• MATERIAL PROVIDED:
** begin **
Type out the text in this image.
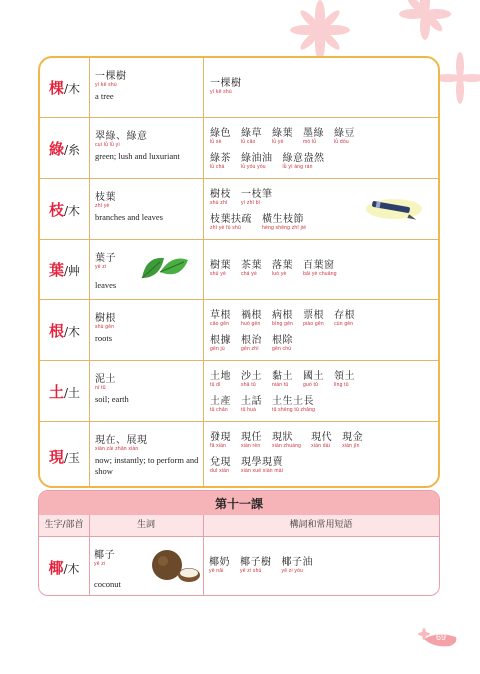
棵/木
一棵樹
yì kē shù
a tree
一棵樹
yì kē shù
綠/糸
翠綠、綠意
cuì lǜ lǜ yì
green; lush and luxuriant
綠色
lǜ sè
綠草
lǜ cǎo
綠葉
lǜ yè
墨綠
mò lǜ
綠豆
lǜ dòu
綠茶
lǜ chá
綠油油
lǜ yóu yóu
綠意盎然
lǜ yì àng rán
枝/木
枝葉
zhī yè
branches and leaves
樹枝
shù zhī
一枝筆
yì zhī bǐ
枝葉扶疏
zhī yè fú shū
橫生枝節
héng shēng zhī jié
葉/艸
葉子
yè zi
leaves
樹葉
shù yè
茶葉
chá yè
落葉
luò yè
百葉窗
bǎi yè chuāng
根/木
樹根
shù gēn
roots
草根
cǎo gēn
禍根
huò gēn
病根
bìng gēn
票根
piào gēn
存根
cún gēn
根據
gēn jù
根治
gēn zhì
根除
gēn chú
土/土
泥土
ní tǔ
soil; earth
土地
tǔ dì
沙土
shā tǔ
黏土
nián tǔ
國土
guó tǔ
領土
lǐng tǔ
土產
tǔ chǎn
土話
tǔ huà
土生土長
tǔ shēng tǔ zhǎng
現/玉
現在、展現
xiàn zài zhǎn xiàn
now; instantly; to perform and show
發現
fā xiàn
現任
xiàn rèn
現狀
xiàn zhuàng
現代
xiàn dài
現金
xiàn jīn
兌現
duì xiàn
現學現賣
xiàn xué xiàn mài
第十一課
生字/部首	生詞	構詞和常用短語
椰/木
椰子
yē zi
coconut
椰奶
yē nǎi
椰子樹
yē zi shù
椰子油
yē zi yóu
69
** end **
• GIVEN TASK: The records above should be reproduced exactly, with no pictures included.

• TASK ANSWER:
Type out the text in this image.
棵/木
一棵樹
yì kē shù
a tree
一棵樹
yì kē shù
綠/糸
翠綠、綠意
cuì lǜ lǜ yì
green; lush and luxuriant
綠色
lǜ sè
綠草
lǜ cǎo
綠葉
lǜ yè
墨綠
mò lǜ
綠豆
lǜ dòu
綠茶
lǜ chá
綠油油
lǜ yóu yóu
綠意盎然
lǜ yì àng rán
枝/木
枝葉
zhī yè
branches and leaves
樹枝
shù zhī
一枝筆
yì zhī bǐ
枝葉扶疏
zhī yè fú shū
橫生枝節
héng shēng zhī jié
葉/艸
葉子
yè zi
leaves
樹葉
shù yè
茶葉
chá yè
落葉
luò yè
百葉窗
bǎi yè chuāng
根/木
樹根
shù gēn
roots
草根
cǎo gēn
禍根
huò gēn
病根
bìng gēn
票根
piào gēn
存根
cún gēn
根據
gēn jù
根治
gēn zhì
根除
gēn chú
土/土
泥土
ní tǔ
soil; earth
土地
tǔ dì
沙土
shā tǔ
黏土
nián tǔ
國土
guó tǔ
領土
lǐng tǔ
土產
tǔ chǎn
土話
tǔ huà
土生土長
tǔ shēng tǔ zhǎng
現/玉
現在、展現
xiàn zài zhǎn xiàn
now; instantly; to perform and show
發現
fā xiàn
現任
xiàn rèn
現狀
xiàn zhuàng
現代
xiàn dài
現金
xiàn jīn
兌現
duì xiàn
現學現賣
xiàn xué xiàn mài
第十一課
生字/部首	生詞	構詞和常用短語
椰/木
椰子
yē zi
coconut
椰奶
yē nǎi
椰子樹
yē zi shù
椰子油
yē zi yóu
69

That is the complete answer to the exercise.